**REQUEST**
Scan the entries below and report only how many lines contain "dans".

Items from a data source
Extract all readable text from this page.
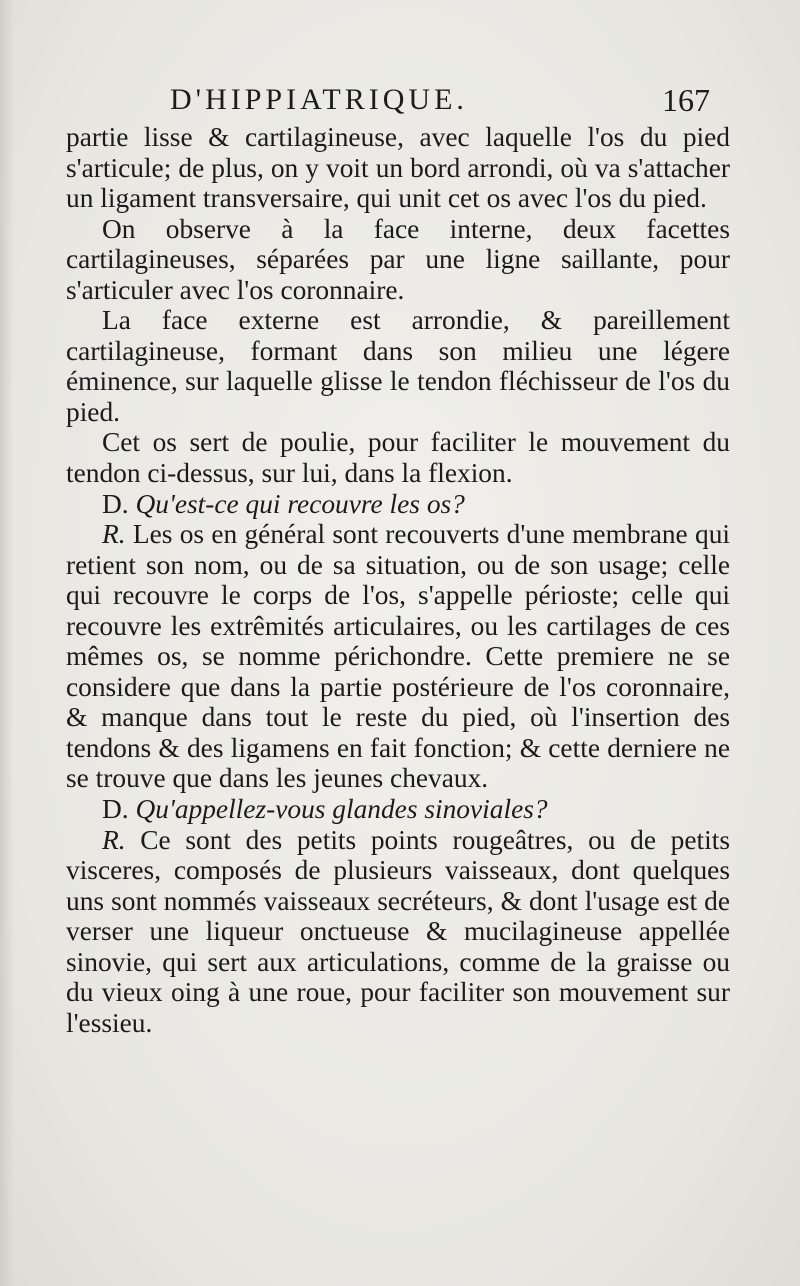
D'HIPPIATRIQUE.	167

partie lisse & cartilagineuse, avec laquelle l'os du pied s'articule; de plus, on y voit un bord arrondi, où va s'attacher un ligament transversaire, qui unit cet os avec l'os du pied.

On observe à la face interne, deux facettes cartilagineuses, séparées par une ligne saillante, pour s'articuler avec l'os coronnaire.

La face externe est arrondie, & pareillement cartilagineuse, formant dans son milieu une légere éminence, sur laquelle glisse le tendon fléchisseur de l'os du pied.

Cet os sert de poulie, pour faciliter le mouvement du tendon ci-dessus, sur lui, dans la flexion.

D. Qu'est-ce qui recouvre les os?

R. Les os en général sont recouverts d'une membrane qui retient son nom, ou de sa situation, ou de son usage; celle qui recouvre le corps de l'os, s'appelle périoste; celle qui recouvre les extrêmités articulaires, ou les cartilages de ces mêmes os, se nomme périchondre. Cette premiere ne se considere que dans la partie postérieure de l'os coronnaire, & manque dans tout le reste du pied, où l'insertion des tendons & des ligamens en fait fonction; & cette derniere ne se trouve que dans les jeunes chevaux.

D. Qu'appellez-vous glandes sinoviales?

R. Ce sont des petits points rougeâtres, ou de petits visceres, composés de plusieurs vaisseaux, dont quelques uns sont nommés vaisseaux secréteurs, & dont l'usage est de verser une liqueur onctueuse & mucilagineuse appellée sinovie, qui sert aux articulations, comme de la graisse ou du vieux oing à une roue, pour faciliter son mouvement sur l'essieu.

**SOLVED PROBLEM**
3